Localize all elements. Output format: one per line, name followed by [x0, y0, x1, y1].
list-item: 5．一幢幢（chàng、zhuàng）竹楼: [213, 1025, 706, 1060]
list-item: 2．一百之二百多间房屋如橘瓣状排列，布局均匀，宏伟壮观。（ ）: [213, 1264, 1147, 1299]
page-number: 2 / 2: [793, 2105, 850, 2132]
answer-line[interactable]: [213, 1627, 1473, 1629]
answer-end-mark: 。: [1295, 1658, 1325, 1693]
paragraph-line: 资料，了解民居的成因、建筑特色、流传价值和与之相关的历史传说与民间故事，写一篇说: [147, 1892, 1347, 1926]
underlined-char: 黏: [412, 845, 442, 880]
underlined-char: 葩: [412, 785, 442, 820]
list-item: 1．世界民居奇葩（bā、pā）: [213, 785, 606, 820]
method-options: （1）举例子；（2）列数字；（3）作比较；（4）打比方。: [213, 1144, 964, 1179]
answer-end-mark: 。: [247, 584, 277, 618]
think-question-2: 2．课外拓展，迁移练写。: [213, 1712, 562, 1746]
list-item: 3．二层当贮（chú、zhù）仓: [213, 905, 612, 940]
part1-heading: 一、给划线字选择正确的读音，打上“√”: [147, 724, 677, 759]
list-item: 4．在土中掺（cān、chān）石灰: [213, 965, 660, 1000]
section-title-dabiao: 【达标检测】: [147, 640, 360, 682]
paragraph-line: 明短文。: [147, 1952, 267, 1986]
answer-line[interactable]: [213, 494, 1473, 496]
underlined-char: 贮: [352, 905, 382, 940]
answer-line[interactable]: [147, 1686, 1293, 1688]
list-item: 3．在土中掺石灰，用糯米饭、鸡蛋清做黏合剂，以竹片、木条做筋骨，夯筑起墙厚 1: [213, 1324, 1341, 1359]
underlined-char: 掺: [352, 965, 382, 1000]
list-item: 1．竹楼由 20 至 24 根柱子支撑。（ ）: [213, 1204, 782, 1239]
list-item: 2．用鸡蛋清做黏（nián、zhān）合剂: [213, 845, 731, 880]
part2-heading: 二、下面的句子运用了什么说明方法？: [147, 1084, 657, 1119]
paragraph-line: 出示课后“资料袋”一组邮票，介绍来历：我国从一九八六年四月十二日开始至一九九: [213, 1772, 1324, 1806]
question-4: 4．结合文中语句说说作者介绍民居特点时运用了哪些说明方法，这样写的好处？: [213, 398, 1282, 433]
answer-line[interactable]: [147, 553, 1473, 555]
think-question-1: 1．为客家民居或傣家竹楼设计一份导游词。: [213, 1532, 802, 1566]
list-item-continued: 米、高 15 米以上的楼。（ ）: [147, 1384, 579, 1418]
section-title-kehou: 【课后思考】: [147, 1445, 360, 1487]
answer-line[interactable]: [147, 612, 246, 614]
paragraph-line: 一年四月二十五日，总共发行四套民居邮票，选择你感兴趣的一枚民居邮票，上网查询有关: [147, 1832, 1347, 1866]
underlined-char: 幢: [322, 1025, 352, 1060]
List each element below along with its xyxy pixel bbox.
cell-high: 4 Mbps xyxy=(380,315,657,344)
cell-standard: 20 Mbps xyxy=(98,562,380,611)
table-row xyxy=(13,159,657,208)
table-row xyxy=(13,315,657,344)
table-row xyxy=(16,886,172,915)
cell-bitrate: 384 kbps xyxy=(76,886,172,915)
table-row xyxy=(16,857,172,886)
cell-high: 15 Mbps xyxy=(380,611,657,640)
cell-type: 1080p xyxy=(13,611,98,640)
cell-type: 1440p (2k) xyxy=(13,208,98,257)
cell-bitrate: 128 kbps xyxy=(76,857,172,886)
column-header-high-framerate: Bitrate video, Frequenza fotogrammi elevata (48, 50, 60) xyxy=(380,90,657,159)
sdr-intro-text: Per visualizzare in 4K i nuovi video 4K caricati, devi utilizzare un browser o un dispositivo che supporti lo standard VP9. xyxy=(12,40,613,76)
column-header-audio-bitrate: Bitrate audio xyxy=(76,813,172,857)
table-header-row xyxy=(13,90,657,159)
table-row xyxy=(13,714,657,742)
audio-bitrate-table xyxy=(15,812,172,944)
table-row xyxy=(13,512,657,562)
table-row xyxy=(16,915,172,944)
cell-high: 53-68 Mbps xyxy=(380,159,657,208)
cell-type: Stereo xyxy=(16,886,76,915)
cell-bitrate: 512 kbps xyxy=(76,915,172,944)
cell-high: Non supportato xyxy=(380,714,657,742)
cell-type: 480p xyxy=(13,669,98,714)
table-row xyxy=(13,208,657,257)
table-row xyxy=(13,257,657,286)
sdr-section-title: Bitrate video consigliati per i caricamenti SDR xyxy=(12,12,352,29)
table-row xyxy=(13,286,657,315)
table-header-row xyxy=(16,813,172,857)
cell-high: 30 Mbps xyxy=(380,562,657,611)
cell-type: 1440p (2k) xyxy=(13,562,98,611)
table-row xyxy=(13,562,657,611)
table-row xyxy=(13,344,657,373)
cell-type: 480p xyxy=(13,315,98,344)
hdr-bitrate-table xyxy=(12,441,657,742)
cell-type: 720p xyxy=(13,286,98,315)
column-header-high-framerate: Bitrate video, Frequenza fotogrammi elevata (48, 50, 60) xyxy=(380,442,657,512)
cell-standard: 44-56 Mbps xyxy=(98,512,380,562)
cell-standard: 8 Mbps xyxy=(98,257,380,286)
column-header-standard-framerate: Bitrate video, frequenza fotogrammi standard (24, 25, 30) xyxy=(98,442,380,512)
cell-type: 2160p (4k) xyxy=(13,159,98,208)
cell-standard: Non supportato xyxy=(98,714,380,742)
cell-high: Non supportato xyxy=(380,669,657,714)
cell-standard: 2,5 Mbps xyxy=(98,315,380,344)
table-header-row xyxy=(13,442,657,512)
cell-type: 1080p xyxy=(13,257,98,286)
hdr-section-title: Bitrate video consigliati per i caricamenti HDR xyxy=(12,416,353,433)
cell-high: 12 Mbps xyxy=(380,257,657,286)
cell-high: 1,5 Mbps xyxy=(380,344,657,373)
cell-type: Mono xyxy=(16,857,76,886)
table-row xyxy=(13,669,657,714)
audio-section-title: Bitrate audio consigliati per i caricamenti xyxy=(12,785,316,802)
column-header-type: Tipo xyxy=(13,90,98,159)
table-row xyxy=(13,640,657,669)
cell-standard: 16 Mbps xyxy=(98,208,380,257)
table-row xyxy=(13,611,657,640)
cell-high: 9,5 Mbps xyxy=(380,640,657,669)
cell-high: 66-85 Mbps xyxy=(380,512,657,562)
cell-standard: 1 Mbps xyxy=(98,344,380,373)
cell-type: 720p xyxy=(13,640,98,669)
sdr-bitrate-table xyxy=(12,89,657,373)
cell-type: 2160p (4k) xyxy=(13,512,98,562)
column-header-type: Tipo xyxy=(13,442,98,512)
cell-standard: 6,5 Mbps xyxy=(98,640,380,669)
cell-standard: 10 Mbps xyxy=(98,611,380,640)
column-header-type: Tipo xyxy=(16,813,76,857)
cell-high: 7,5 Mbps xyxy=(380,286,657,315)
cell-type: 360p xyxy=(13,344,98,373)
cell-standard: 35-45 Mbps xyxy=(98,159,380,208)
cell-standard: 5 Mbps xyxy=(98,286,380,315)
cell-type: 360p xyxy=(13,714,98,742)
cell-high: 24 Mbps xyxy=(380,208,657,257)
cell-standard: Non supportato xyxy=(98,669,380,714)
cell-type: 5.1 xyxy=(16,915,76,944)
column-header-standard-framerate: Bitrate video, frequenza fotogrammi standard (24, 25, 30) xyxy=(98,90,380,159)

- - -

▶ Exercise: Starting at the beginning of the records and ending at the line containing "answer-line[interactable]: [147, 1686, 1293, 1688]", give those lines again, switching "underlined-char" to "underlined-character" wherever it appears and leaving everything else unchanged.

▶ The output:
Localize all elements. Output format: one per line, name followed by [x0, y0, x1, y1].
list-item: 5．一幢幢（chàng、zhuàng）竹楼: [213, 1025, 706, 1060]
list-item: 2．一百之二百多间房屋如橘瓣状排列，布局均匀，宏伟壮观。（ ）: [213, 1264, 1147, 1299]
page-number: 2 / 2: [793, 2105, 850, 2132]
answer-line[interactable]: [213, 1627, 1473, 1629]
answer-end-mark: 。: [1295, 1658, 1325, 1693]
paragraph-line: 资料，了解民居的成因、建筑特色、流传价值和与之相关的历史传说与民间故事，写一篇说: [147, 1892, 1347, 1926]
underlined-character: 黏: [412, 845, 442, 880]
underlined-character: 葩: [412, 785, 442, 820]
list-item: 1．世界民居奇葩（bā、pā）: [213, 785, 606, 820]
method-options: （1）举例子；（2）列数字；（3）作比较；（4）打比方。: [213, 1144, 964, 1179]
answer-end-mark: 。: [247, 584, 277, 618]
think-question-2: 2．课外拓展，迁移练写。: [213, 1712, 562, 1746]
list-item: 3．二层当贮（chú、zhù）仓: [213, 905, 612, 940]
part1-heading: 一、给划线字选择正确的读音，打上“√”: [147, 724, 677, 759]
list-item: 4．在土中掺（cān、chān）石灰: [213, 965, 660, 1000]
section-title-dabiao: 【达标检测】: [147, 640, 360, 682]
paragraph-line: 明短文。: [147, 1952, 267, 1986]
answer-line[interactable]: [213, 494, 1473, 496]
underlined-character: 贮: [352, 905, 382, 940]
answer-line[interactable]: [147, 1686, 1293, 1688]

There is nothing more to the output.